Look through the data below and count each line where the word "this" appears. Reply with the count alone.

··········

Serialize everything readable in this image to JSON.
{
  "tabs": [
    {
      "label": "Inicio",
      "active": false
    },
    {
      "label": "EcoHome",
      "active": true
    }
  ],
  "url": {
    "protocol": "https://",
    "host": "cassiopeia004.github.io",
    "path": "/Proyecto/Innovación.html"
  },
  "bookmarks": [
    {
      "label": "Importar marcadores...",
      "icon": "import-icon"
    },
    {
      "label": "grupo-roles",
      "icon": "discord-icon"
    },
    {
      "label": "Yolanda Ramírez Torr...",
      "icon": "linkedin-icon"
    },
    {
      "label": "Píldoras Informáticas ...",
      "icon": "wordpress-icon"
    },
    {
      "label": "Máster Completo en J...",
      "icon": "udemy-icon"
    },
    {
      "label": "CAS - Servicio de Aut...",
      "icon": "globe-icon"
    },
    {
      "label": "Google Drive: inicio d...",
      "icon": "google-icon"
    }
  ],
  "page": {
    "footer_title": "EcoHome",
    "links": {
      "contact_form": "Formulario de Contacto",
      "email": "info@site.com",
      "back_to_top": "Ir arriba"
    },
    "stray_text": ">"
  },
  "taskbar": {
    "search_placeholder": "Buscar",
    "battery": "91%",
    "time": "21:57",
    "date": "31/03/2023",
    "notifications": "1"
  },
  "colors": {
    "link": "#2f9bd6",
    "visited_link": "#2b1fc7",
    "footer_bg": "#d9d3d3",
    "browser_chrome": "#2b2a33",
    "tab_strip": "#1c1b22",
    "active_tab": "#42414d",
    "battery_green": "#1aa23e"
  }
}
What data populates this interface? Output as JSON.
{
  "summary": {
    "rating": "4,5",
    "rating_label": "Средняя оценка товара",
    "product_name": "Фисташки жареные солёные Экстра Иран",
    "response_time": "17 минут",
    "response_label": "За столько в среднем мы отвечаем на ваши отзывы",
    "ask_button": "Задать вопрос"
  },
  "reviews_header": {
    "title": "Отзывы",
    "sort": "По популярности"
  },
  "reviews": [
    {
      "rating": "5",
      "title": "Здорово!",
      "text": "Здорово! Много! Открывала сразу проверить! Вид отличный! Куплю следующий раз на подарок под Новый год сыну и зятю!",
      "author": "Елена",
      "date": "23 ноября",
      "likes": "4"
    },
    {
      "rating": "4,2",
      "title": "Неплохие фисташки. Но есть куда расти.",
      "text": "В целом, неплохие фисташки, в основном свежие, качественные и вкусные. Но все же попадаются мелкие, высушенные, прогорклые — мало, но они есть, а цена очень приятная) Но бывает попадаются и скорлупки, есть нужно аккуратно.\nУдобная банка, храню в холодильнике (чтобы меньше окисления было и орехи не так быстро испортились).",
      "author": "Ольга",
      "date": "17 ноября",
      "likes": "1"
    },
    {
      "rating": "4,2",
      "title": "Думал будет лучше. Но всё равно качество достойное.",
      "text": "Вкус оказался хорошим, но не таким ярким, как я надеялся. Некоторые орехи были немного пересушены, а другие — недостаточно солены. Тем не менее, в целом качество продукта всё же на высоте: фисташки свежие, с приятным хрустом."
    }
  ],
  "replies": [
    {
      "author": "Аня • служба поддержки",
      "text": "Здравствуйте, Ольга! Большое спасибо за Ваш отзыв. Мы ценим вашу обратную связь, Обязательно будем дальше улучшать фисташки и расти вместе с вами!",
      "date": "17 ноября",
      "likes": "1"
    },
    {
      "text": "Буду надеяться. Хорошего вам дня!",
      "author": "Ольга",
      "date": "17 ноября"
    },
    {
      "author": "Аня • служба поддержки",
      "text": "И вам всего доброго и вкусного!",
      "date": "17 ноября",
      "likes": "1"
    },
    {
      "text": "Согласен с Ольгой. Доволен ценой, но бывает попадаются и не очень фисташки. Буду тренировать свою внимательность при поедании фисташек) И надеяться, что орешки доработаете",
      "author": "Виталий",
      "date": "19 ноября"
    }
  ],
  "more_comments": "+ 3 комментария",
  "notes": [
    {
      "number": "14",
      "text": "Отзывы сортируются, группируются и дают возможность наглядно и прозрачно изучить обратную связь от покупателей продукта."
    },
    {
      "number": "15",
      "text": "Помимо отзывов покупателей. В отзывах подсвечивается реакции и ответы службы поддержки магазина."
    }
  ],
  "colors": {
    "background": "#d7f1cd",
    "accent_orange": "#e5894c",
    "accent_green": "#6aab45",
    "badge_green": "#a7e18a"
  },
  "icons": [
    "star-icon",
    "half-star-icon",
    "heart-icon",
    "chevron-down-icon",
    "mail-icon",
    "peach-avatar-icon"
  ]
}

··········

Full output: 2